(AIM OF THE TASK)
Look through the lines below and extract each one that contains "arrow".

***** DATA TO USE *****

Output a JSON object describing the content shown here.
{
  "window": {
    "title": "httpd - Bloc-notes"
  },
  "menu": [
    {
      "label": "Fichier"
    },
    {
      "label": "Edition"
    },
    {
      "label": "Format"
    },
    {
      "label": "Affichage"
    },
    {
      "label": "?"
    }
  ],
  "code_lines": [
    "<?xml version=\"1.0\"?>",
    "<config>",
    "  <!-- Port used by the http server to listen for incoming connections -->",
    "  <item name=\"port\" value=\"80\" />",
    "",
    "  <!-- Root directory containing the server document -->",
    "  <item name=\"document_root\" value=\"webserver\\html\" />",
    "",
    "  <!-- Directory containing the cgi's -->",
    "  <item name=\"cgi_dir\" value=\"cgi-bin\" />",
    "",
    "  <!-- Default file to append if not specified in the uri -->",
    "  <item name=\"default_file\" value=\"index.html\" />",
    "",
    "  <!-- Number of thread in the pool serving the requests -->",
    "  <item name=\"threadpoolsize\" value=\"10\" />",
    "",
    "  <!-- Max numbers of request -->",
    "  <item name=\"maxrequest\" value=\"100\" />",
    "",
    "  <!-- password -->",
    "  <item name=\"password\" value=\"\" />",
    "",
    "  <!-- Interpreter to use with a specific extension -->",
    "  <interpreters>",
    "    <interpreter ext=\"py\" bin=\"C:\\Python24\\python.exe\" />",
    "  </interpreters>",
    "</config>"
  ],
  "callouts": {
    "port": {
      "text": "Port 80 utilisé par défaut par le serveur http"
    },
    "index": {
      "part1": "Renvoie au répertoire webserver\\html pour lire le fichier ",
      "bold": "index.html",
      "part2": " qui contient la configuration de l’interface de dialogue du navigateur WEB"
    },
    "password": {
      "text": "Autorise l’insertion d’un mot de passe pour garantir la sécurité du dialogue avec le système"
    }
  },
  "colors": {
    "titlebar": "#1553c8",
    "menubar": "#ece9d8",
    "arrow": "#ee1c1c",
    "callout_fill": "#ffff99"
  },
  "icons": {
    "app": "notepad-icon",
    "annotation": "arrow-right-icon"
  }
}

*****
***** DATA TO USE *****

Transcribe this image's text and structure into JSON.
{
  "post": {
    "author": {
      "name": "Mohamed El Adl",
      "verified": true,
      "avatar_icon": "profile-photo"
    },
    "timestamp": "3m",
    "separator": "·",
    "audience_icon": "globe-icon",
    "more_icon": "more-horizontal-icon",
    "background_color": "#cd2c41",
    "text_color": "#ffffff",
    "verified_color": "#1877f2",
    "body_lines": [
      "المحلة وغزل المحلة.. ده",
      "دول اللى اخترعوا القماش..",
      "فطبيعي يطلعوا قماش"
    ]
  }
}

*****
***** DATA TO USE *****

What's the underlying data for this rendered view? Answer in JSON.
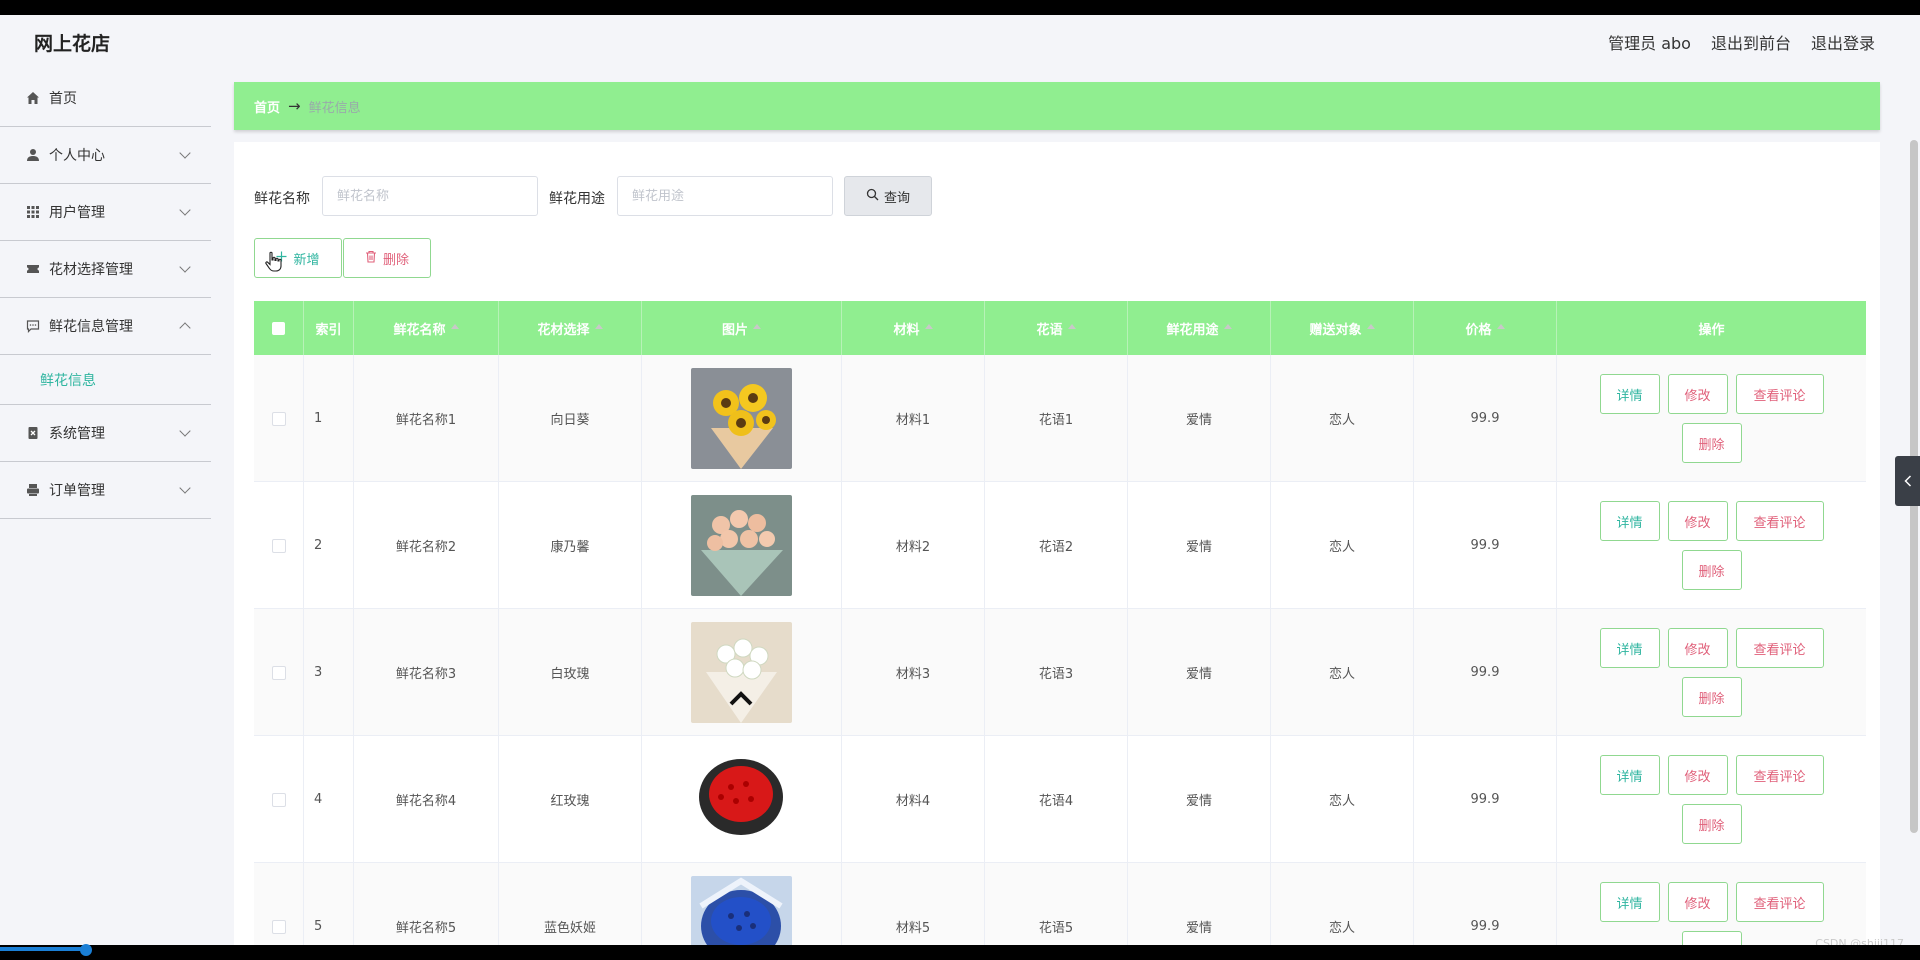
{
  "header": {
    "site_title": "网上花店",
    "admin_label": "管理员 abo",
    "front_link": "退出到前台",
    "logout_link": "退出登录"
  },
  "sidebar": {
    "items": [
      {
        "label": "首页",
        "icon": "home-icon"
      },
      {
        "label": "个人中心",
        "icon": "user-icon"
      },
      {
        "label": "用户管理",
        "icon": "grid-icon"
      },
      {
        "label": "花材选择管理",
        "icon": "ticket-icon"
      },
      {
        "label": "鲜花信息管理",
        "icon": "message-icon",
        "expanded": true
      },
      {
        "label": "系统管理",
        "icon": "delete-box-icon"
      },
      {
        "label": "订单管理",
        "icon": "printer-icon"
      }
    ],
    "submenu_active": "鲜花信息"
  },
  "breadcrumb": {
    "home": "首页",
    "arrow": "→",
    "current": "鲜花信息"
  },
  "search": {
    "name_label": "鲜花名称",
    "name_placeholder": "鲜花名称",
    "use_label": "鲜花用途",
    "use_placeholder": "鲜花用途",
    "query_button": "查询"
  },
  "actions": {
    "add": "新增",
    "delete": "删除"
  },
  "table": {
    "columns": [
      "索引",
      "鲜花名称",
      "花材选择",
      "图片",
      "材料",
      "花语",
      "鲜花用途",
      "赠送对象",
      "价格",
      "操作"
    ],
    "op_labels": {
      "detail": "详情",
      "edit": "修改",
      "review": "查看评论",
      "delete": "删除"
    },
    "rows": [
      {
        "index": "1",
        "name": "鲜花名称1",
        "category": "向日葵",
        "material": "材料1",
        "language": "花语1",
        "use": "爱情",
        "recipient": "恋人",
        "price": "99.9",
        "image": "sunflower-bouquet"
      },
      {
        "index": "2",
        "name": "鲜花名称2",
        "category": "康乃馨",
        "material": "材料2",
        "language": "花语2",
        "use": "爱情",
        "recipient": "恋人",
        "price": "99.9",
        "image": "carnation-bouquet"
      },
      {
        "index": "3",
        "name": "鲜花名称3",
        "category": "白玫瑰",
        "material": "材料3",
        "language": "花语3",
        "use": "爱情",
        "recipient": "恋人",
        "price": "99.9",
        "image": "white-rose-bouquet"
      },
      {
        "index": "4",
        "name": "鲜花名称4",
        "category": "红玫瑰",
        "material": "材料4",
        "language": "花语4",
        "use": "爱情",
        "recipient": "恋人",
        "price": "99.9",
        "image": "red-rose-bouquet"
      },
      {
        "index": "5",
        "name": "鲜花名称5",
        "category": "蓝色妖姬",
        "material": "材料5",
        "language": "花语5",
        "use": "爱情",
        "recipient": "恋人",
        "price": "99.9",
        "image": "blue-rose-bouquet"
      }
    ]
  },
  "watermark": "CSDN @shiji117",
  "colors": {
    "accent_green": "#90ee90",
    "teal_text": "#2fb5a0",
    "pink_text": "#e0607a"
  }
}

*****

(SOLUTION TO THE PROBLEM)
    "arrow": "#ee1c1c",
    "annotation": "arrow-right-icon"
    "arrow": "→",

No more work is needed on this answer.